◆ **What is needed**
Give every line below again, exactly.

◆ **Given records**

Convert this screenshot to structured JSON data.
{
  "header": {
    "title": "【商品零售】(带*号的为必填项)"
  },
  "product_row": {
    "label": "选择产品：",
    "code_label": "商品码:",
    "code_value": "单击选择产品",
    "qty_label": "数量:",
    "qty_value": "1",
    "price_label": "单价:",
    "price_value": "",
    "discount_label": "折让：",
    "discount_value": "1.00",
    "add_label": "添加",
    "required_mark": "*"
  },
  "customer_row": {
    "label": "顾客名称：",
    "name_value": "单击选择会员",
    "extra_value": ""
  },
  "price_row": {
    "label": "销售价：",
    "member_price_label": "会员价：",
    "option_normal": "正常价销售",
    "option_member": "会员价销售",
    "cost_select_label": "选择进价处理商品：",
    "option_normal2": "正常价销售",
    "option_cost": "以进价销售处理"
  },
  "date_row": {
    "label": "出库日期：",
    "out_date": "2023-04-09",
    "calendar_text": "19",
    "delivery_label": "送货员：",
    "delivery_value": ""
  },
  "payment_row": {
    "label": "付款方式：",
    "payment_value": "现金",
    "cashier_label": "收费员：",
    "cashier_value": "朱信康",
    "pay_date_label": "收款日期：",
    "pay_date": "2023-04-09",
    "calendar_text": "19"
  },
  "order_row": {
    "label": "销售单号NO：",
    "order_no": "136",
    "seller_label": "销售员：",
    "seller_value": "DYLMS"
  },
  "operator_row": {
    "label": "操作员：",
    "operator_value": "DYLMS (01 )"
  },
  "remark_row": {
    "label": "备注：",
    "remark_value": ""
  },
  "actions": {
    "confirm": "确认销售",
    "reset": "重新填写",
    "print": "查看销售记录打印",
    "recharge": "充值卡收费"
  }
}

◆ **Task output**
Convert this screenshot to structured JSON data.
{
  "header": {
    "title": "【商品零售】(带*号的为必填项)"
  },
  "product_row": {
    "label": "选择产品：",
    "code_label": "商品码:",
    "code_value": "单击选择产品",
    "qty_label": "数量:",
    "qty_value": "1",
    "price_label": "单价:",
    "price_value": "",
    "discount_label": "折让：",
    "discount_value": "1.00",
    "add_label": "添加",
    "required_mark": "*"
  },
  "customer_row": {
    "label": "顾客名称：",
    "name_value": "单击选择会员",
    "extra_value": ""
  },
  "price_row": {
    "label": "销售价：",
    "member_price_label": "会员价：",
    "option_normal": "正常价销售",
    "option_member": "会员价销售",
    "cost_select_label": "选择进价处理商品：",
    "option_normal2": "正常价销售",
    "option_cost": "以进价销售处理"
  },
  "date_row": {
    "label": "出库日期：",
    "out_date": "2023-04-09",
    "calendar_text": "19",
    "delivery_label": "送货员：",
    "delivery_value": ""
  },
  "payment_row": {
    "label": "付款方式：",
    "payment_value": "现金",
    "cashier_label": "收费员：",
    "cashier_value": "朱信康",
    "pay_date_label": "收款日期：",
    "pay_date": "2023-04-09",
    "calendar_text": "19"
  },
  "order_row": {
    "label": "销售单号NO：",
    "order_no": "136",
    "seller_label": "销售员：",
    "seller_value": "DYLMS"
  },
  "operator_row": {
    "label": "操作员：",
    "operator_value": "DYLMS (01 )"
  },
  "remark_row": {
    "label": "备注：",
    "remark_value": ""
  },
  "actions": {
    "confirm": "确认销售",
    "reset": "重新填写",
    "print": "查看销售记录打印",
    "recharge": "充值卡收费"
  }
}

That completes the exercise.